# Extracted records
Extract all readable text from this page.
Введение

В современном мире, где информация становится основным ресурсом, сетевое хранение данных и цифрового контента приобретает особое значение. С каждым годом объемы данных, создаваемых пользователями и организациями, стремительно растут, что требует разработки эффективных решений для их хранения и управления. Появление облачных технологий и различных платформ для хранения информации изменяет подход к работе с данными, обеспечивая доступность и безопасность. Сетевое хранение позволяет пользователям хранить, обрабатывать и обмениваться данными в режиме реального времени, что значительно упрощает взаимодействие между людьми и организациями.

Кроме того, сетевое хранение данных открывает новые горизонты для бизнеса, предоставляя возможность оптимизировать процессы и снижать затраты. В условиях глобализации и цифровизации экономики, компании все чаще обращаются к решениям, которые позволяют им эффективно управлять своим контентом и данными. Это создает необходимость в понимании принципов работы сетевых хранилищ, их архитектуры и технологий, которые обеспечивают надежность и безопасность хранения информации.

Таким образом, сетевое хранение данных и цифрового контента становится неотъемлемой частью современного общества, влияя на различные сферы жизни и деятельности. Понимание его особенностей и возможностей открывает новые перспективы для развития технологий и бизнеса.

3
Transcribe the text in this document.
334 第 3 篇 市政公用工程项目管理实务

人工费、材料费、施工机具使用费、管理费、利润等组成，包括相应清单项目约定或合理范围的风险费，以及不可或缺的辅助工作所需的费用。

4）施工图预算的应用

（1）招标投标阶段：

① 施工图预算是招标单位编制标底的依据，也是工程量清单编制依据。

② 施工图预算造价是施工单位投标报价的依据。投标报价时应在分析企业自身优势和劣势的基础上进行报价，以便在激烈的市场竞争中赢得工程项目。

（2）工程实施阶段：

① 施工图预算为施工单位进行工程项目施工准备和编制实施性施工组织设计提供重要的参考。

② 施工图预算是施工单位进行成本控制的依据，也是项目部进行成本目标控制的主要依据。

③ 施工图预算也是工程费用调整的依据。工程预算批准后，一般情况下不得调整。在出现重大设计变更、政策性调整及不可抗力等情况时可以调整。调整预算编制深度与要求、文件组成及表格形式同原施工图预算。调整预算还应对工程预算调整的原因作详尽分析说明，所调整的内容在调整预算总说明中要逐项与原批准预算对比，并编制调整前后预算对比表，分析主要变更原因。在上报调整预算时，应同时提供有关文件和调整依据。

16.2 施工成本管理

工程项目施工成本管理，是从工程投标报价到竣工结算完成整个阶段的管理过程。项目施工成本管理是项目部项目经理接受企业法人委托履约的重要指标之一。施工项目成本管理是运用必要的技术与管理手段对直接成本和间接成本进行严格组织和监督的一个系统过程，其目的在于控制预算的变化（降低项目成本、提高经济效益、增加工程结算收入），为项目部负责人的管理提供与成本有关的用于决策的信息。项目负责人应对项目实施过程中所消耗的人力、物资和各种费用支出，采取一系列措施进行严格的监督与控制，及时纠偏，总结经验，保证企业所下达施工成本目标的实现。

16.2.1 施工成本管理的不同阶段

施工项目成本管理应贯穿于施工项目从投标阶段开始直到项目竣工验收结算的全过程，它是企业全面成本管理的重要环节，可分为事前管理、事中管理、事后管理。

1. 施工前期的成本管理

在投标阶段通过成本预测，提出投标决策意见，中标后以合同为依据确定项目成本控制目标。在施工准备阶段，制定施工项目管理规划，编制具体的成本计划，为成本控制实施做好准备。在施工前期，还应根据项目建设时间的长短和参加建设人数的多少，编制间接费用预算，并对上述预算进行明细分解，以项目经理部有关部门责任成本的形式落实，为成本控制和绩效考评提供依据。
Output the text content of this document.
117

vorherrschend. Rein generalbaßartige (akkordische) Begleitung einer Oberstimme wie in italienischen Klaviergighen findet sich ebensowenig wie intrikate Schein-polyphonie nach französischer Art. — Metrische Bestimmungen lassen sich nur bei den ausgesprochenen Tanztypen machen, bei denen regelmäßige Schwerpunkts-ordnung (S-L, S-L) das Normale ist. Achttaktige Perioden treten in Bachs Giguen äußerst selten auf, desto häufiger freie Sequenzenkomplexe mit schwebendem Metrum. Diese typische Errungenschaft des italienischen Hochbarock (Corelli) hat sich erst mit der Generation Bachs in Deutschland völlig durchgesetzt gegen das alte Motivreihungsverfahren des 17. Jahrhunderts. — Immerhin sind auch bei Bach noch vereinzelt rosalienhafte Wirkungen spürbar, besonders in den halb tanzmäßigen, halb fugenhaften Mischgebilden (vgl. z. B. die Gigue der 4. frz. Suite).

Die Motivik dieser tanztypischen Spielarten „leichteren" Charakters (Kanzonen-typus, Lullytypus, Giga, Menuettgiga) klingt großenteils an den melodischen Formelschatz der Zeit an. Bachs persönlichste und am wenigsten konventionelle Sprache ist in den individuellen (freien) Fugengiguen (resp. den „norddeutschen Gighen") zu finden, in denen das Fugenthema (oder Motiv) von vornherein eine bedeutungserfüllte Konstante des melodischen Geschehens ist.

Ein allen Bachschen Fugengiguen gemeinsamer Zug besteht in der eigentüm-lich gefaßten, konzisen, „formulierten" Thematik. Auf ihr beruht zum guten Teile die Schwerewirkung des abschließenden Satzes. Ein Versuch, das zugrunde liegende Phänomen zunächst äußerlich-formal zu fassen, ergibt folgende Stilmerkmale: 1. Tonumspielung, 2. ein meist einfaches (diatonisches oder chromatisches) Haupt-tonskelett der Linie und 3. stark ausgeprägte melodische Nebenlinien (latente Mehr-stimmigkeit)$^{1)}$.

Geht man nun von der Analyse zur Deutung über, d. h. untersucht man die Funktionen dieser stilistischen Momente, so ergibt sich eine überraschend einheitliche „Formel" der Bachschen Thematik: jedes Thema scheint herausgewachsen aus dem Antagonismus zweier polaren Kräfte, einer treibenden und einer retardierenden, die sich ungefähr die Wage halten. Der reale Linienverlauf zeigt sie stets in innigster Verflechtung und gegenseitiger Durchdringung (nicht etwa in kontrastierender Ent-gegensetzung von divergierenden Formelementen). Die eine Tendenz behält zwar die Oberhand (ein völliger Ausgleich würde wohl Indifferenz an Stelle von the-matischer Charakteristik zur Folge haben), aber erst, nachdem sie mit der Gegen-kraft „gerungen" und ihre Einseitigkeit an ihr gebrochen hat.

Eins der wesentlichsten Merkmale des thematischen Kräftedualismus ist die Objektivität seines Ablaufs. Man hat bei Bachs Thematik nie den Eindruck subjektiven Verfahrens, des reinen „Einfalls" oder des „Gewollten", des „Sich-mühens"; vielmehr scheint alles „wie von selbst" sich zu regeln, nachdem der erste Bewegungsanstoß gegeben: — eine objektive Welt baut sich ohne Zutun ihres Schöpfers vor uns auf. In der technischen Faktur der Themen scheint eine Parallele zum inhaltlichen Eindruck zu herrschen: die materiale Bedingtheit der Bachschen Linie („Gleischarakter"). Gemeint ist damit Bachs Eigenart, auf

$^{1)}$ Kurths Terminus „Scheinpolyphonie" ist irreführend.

# Objective
Repeat every line of the data, exactly and in full.

# Solution for this task
Extract all readable text from this page.
Введение

В современном мире, где информация становится основным ресурсом, сетевое хранение данных и цифрового контента приобретает особое значение. С каждым годом объемы данных, создаваемых пользователями и организациями, стремительно растут, что требует разработки эффективных решений для их хранения и управления. Появление облачных технологий и различных платформ для хранения информации изменяет подход к работе с данными, обеспечивая доступность и безопасность. Сетевое хранение позволяет пользователям хранить, обрабатывать и обмениваться данными в режиме реального времени, что значительно упрощает взаимодействие между людьми и организациями.

Кроме того, сетевое хранение данных открывает новые горизонты для бизнеса, предоставляя возможность оптимизировать процессы и снижать затраты. В условиях глобализации и цифровизации экономики, компании все чаще обращаются к решениям, которые позволяют им эффективно управлять своим контентом и данными. Это создает необходимость в понимании принципов работы сетевых хранилищ, их архитектуры и технологий, которые обеспечивают надежность и безопасность хранения информации.

Таким образом, сетевое хранение данных и цифрового контента становится неотъемлемой частью современного общества, влияя на различные сферы жизни и деятельности. Понимание его особенностей и возможностей открывает новые перспективы для развития технологий и бизнеса.

3
Transcribe the text in this document.
334 第 3 篇 市政公用工程项目管理实务

人工费、材料费、施工机具使用费、管理费、利润等组成，包括相应清单项目约定或合理范围的风险费，以及不可或缺的辅助工作所需的费用。

4）施工图预算的应用

（1）招标投标阶段：

① 施工图预算是招标单位编制标底的依据，也是工程量清单编制依据。

② 施工图预算造价是施工单位投标报价的依据。投标报价时应在分析企业自身优势和劣势的基础上进行报价，以便在激烈的市场竞争中赢得工程项目。

（2）工程实施阶段：

① 施工图预算为施工单位进行工程项目施工准备和编制实施性施工组织设计提供重要的参考。

② 施工图预算是施工单位进行成本控制的依据，也是项目部进行成本目标控制的主要依据。

③ 施工图预算也是工程费用调整的依据。工程预算批准后，一般情况下不得调整。在出现重大设计变更、政策性调整及不可抗力等情况时可以调整。调整预算编制深度与要求、文件组成及表格形式同原施工图预算。调整预算还应对工程预算调整的原因作详尽分析说明，所调整的内容在调整预算总说明中要逐项与原批准预算对比，并编制调整前后预算对比表，分析主要变更原因。在上报调整预算时，应同时提供有关文件和调整依据。

16.2 施工成本管理

工程项目施工成本管理，是从工程投标报价到竣工结算完成整个阶段的管理过程。项目施工成本管理是项目部项目经理接受企业法人委托履约的重要指标之一。施工项目成本管理是运用必要的技术与管理手段对直接成本和间接成本进行严格组织和监督的一个系统过程，其目的在于控制预算的变化（降低项目成本、提高经济效益、增加工程结算收入），为项目部负责人的管理提供与成本有关的用于决策的信息。项目负责人应对项目实施过程中所消耗的人力、物资和各种费用支出，采取一系列措施进行严格的监督与控制，及时纠偏，总结经验，保证企业所下达施工成本目标的实现。

16.2.1 施工成本管理的不同阶段

施工项目成本管理应贯穿于施工项目从投标阶段开始直到项目竣工验收结算的全过程，它是企业全面成本管理的重要环节，可分为事前管理、事中管理、事后管理。

1. 施工前期的成本管理

在投标阶段通过成本预测，提出投标决策意见，中标后以合同为依据确定项目成本控制目标。在施工准备阶段，制定施工项目管理规划，编制具体的成本计划，为成本控制实施做好准备。在施工前期，还应根据项目建设时间的长短和参加建设人数的多少，编制间接费用预算，并对上述预算进行明细分解，以项目经理部有关部门责任成本的形式落实，为成本控制和绩效考评提供依据。
Output the text content of this document.
117

vorherrschend. Rein generalbaßartige (akkordische) Begleitung einer Oberstimme wie in italienischen Klaviergighen findet sich ebensowenig wie intrikate Schein-polyphonie nach französischer Art. — Metrische Bestimmungen lassen sich nur bei den ausgesprochenen Tanztypen machen, bei denen regelmäßige Schwerpunkts-ordnung (S-L, S-L) das Normale ist. Achttaktige Perioden treten in Bachs Giguen äußerst selten auf, desto häufiger freie Sequenzenkomplexe mit schwebendem Metrum. Diese typische Errungenschaft des italienischen Hochbarock (Corelli) hat sich erst mit der Generation Bachs in Deutschland völlig durchgesetzt gegen das alte Motivreihungsverfahren des 17. Jahrhunderts. — Immerhin sind auch bei Bach noch vereinzelt rosalienhafte Wirkungen spürbar, besonders in den halb tanzmäßigen, halb fugenhaften Mischgebilden (vgl. z. B. die Gigue der 4. frz. Suite).

Die Motivik dieser tanztypischen Spielarten „leichteren" Charakters (Kanzonen-typus, Lullytypus, Giga, Menuettgiga) klingt großenteils an den melodischen Formelschatz der Zeit an. Bachs persönlichste und am wenigsten konventionelle Sprache ist in den individuellen (freien) Fugengiguen (resp. den „norddeutschen Gighen") zu finden, in denen das Fugenthema (oder Motiv) von vornherein eine bedeutungserfüllte Konstante des melodischen Geschehens ist.

Ein allen Bachschen Fugengiguen gemeinsamer Zug besteht in der eigentüm-lich gefaßten, konzisen, „formulierten" Thematik. Auf ihr beruht zum guten Teile die Schwerewirkung des abschließenden Satzes. Ein Versuch, das zugrunde liegende Phänomen zunächst äußerlich-formal zu fassen, ergibt folgende Stilmerkmale: 1. Tonumspielung, 2. ein meist einfaches (diatonisches oder chromatisches) Haupt-tonskelett der Linie und 3. stark ausgeprägte melodische Nebenlinien (latente Mehr-stimmigkeit)$^{1)}$.

Geht man nun von der Analyse zur Deutung über, d. h. untersucht man die Funktionen dieser stilistischen Momente, so ergibt sich eine überraschend einheitliche „Formel" der Bachschen Thematik: jedes Thema scheint herausgewachsen aus dem Antagonismus zweier polaren Kräfte, einer treibenden und einer retardierenden, die sich ungefähr die Wage halten. Der reale Linienverlauf zeigt sie stets in innigster Verflechtung und gegenseitiger Durchdringung (nicht etwa in kontrastierender Ent-gegensetzung von divergierenden Formelementen). Die eine Tendenz behält zwar die Oberhand (ein völliger Ausgleich würde wohl Indifferenz an Stelle von the-matischer Charakteristik zur Folge haben), aber erst, nachdem sie mit der Gegen-kraft „gerungen" und ihre Einseitigkeit an ihr gebrochen hat.

Eins der wesentlichsten Merkmale des thematischen Kräftedualismus ist die Objektivität seines Ablaufs. Man hat bei Bachs Thematik nie den Eindruck subjektiven Verfahrens, des reinen „Einfalls" oder des „Gewollten", des „Sich-mühens"; vielmehr scheint alles „wie von selbst" sich zu regeln, nachdem der erste Bewegungsanstoß gegeben: — eine objektive Welt baut sich ohne Zutun ihres Schöpfers vor uns auf. In der technischen Faktur der Themen scheint eine Parallele zum inhaltlichen Eindruck zu herrschen: die materiale Bedingtheit der Bachschen Linie („Gleischarakter"). Gemeint ist damit Bachs Eigenart, auf

$^{1)}$ Kurths Terminus „Scheinpolyphonie" ist irreführend.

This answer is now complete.